**Условия заданий:**
(A) Выпишите из отрывка о длинных волосах кусок, который начинается со слов "Мне захотелось поделиться" и идёт до слов "и культурным движением." включительно.
(B) Перескажите короче абзац из отрывка о длинных волосах, который начинается словами «Впервые я увидел длинноволосых в Праге», и сохраните главные факты.
----- Отрывок со страницы -----
Круглосуточная трансляция из офиса Эргосоло

О чём «говорят» волосы

«Нас тошнит от общества потребления. Наш про­тест радикален...»

Этот текст написан давно, но актуален и сейчас. Это не мой. Не художественный и не документальный. Он и то, и другое.

 

Его написал итальянский режиссёр – Пьер Паоло Пазолини, который помимо режиссуры был сценаристом, поэтом, актёром, эссеистом и журналистом.

Он также писал романы и поэтому в чистом документальном эссе-размышлении можно заметить художественное начало и высокий слог.

Мне захотелось поделиться этим текстом, потому что считаю, что это высшая степень журналистики, когда ты обрамляешь нынешний событийный ряд в художественные рамки, оставляя объективность происходящего, но при этом говоришь про вечное, соизмеряя и проводя параллели между политикой и культурным движением.

Конечно, чтобы так писать, нужно быть Пьером Паоло Пазолини, но стимул стать таким художником, как он, может подтолкнуть на многое.

 

О чём «говорят» волосы

из «Корсарских писем»

 7 января 1973 года

Впервые я увидел длинноволосых в Праге. В холл гостиницы, где я остановился, вошли два молодых иностранца с длинными, до плеч, волоса­ми. Прошли через холл в дальний угол и сели за столик. Посидели с полчаса под любопытными взглядами клиентов гостиницы, среди которых был и я, затем ушли. И проходя сквозь толпу в холле, и сидя в дальнем углу, оба не проронили ни слова...

Действительно, место было специфическое, - можно сказать, публичное, общественное, я бы даже назвал его официальным, - поэтому они вполне могли обойтись без слов. Их молчание было строго функциональным, просто потому, что слова оказались излишни. В самом деле, для общения с при­сутствующими, с любопытными, со своими на тот момент собратьями оба использовали другой, несловесный, язык.

Традиционный вербальный язык заменил им язык их длинных волос (ко­торый, впрочем, в рамках семиологии с характерным для нее приоритетом «знаков» занимает вполне законное место).

В одном-единственном знаке (а именно - в длине их волос, ниспадавших до плеч) были сконцентрированы все возможные знаки обычного, членимо­го, языка. В чем же заключался смысл их молчаливого послания, выраженно­го исключительно посредством внешнего облика?
----- Собранные сведения -----
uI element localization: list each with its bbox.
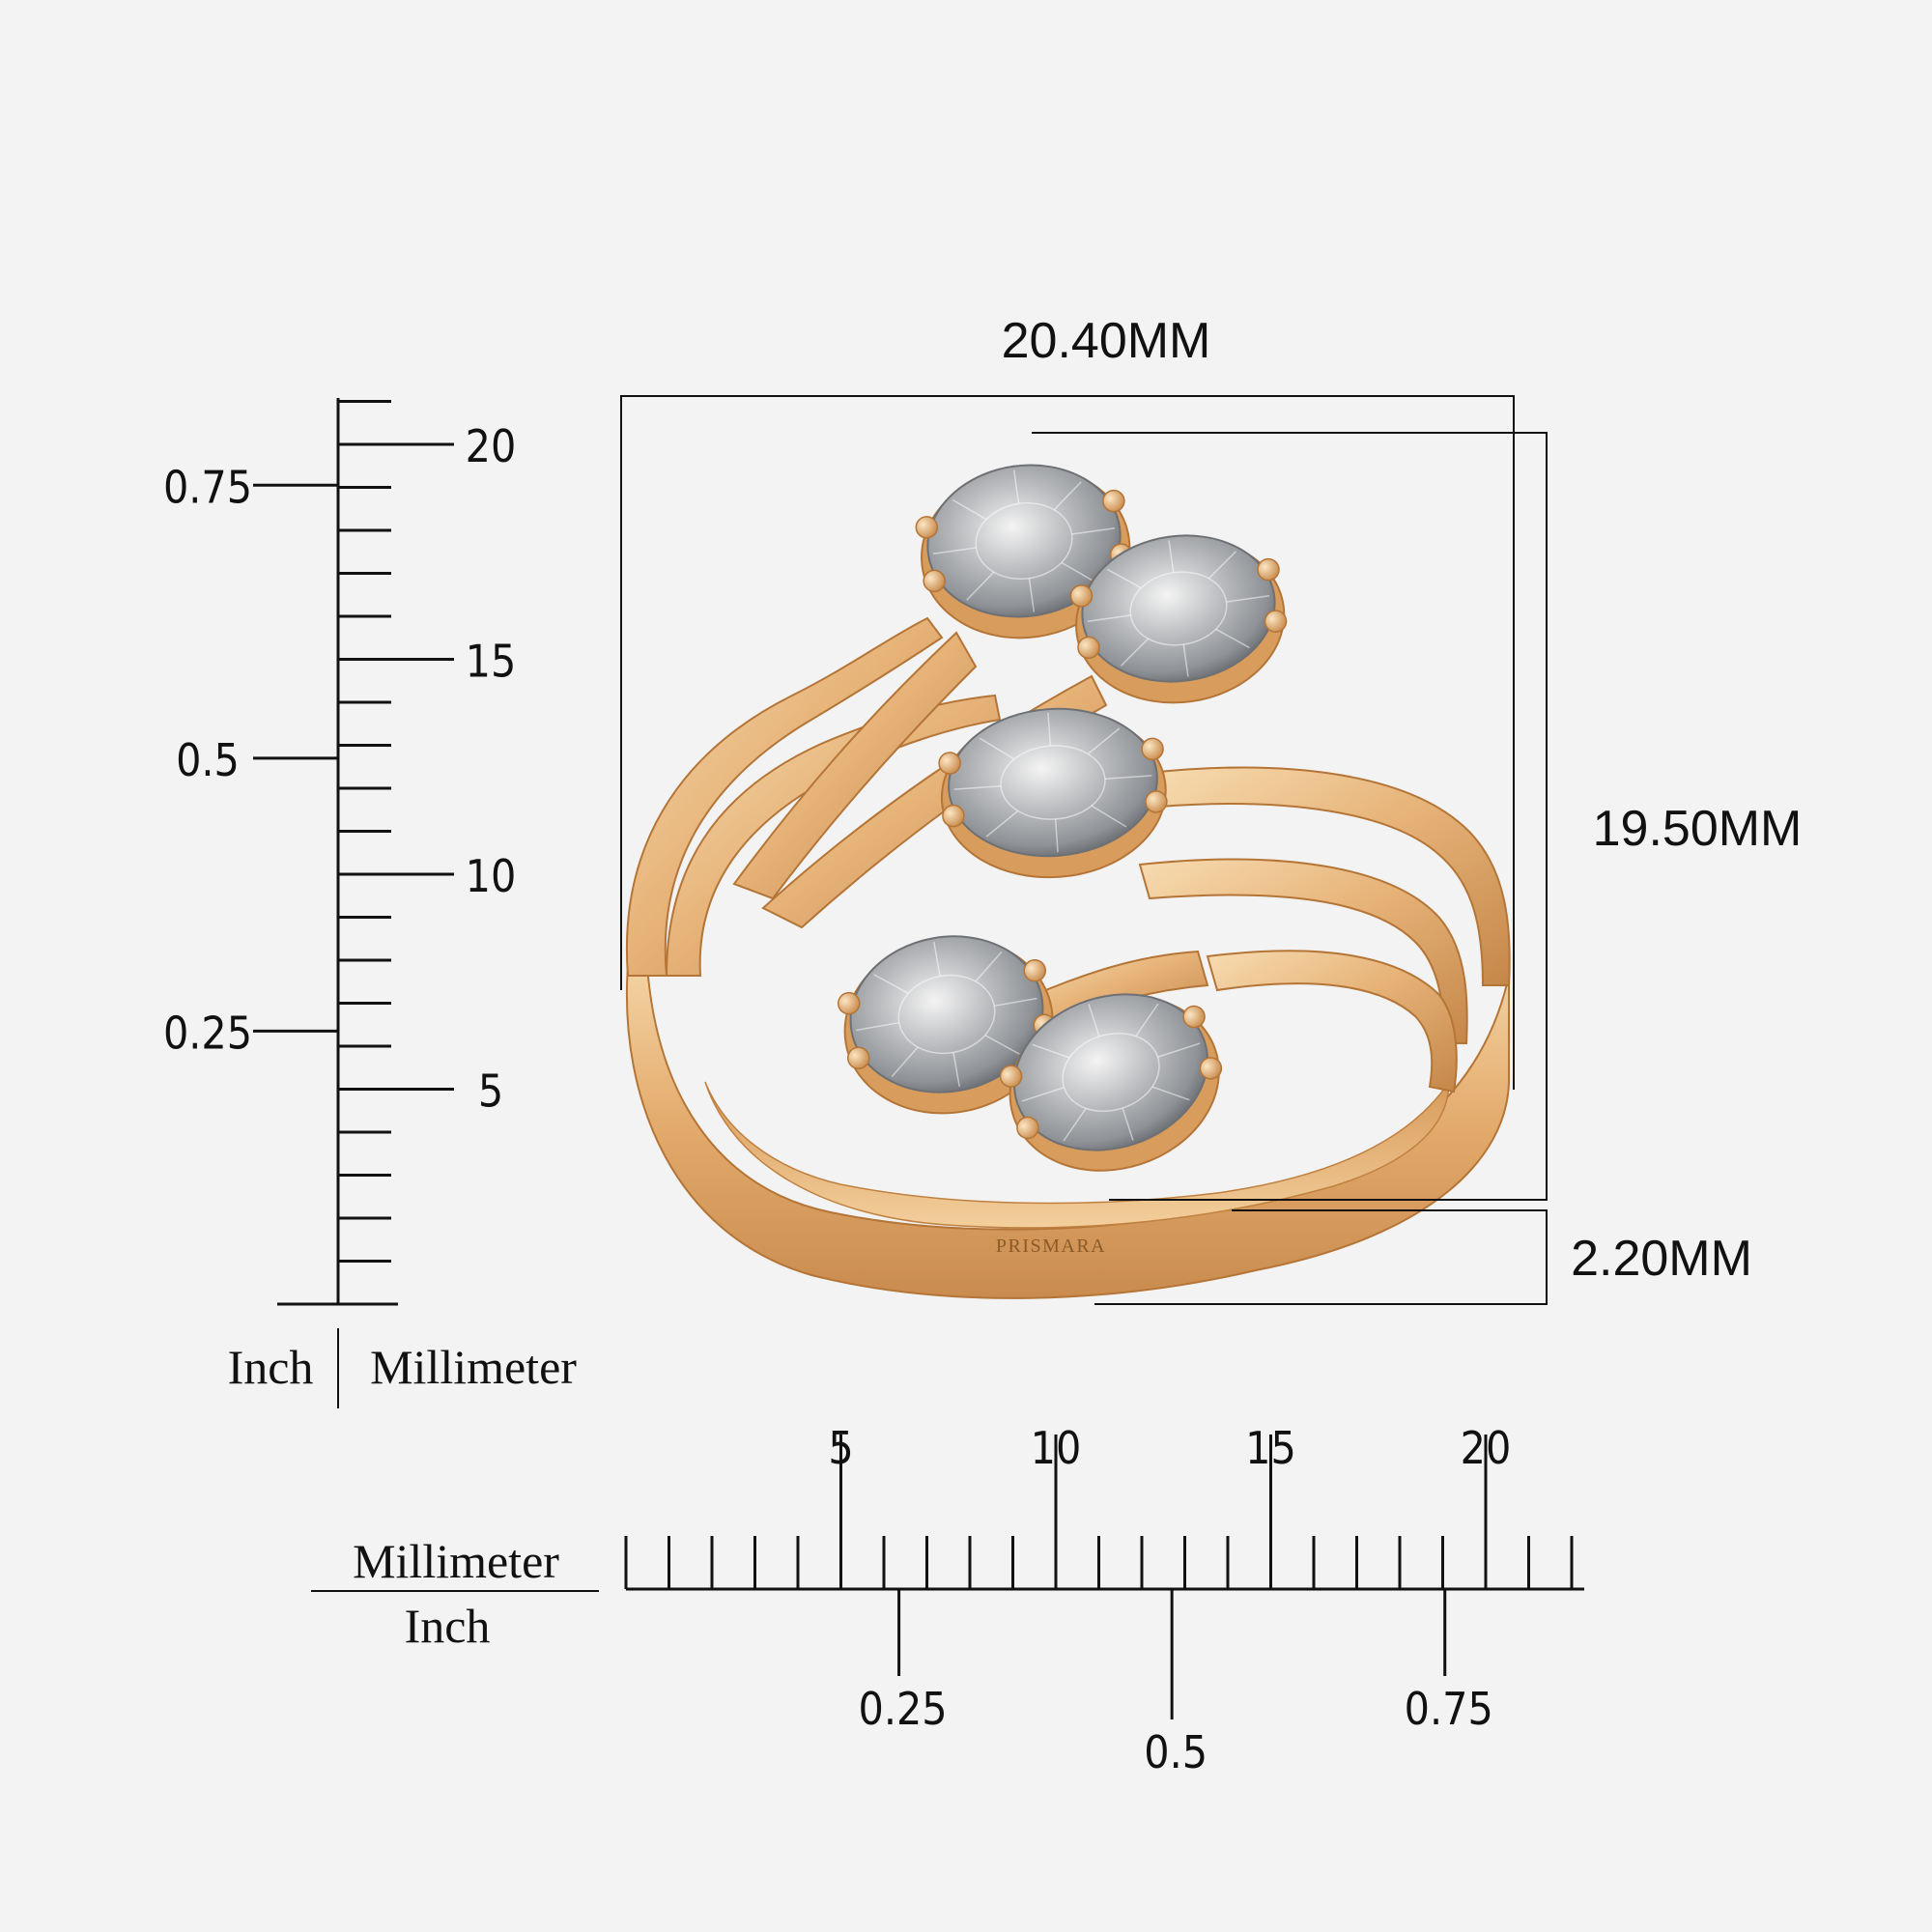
-----
**Ответы к заданиям:**
(A)
Мне захотелось поделиться этим текстом, потому что считаю, что это высшая степень журналистики, когда ты обрамляешь нынешний событийный ряд в художественные рамки, оставляя объективность происходящего, но при этом говоришь про вечное, соизмеряя и проводя параллели между политикой и культурным движением.

(B) Впервые автор увидел длинноволосых в Праге, в холле гостиницы. Туда вошли двое молодых иностранцев с волосами до плеч. Они сели за столик в дальнем углу и просидели там около получаса под любопытными взглядами гостей, среди которых был и автор. Потом они ушли и за всё это время не сказали ни слова.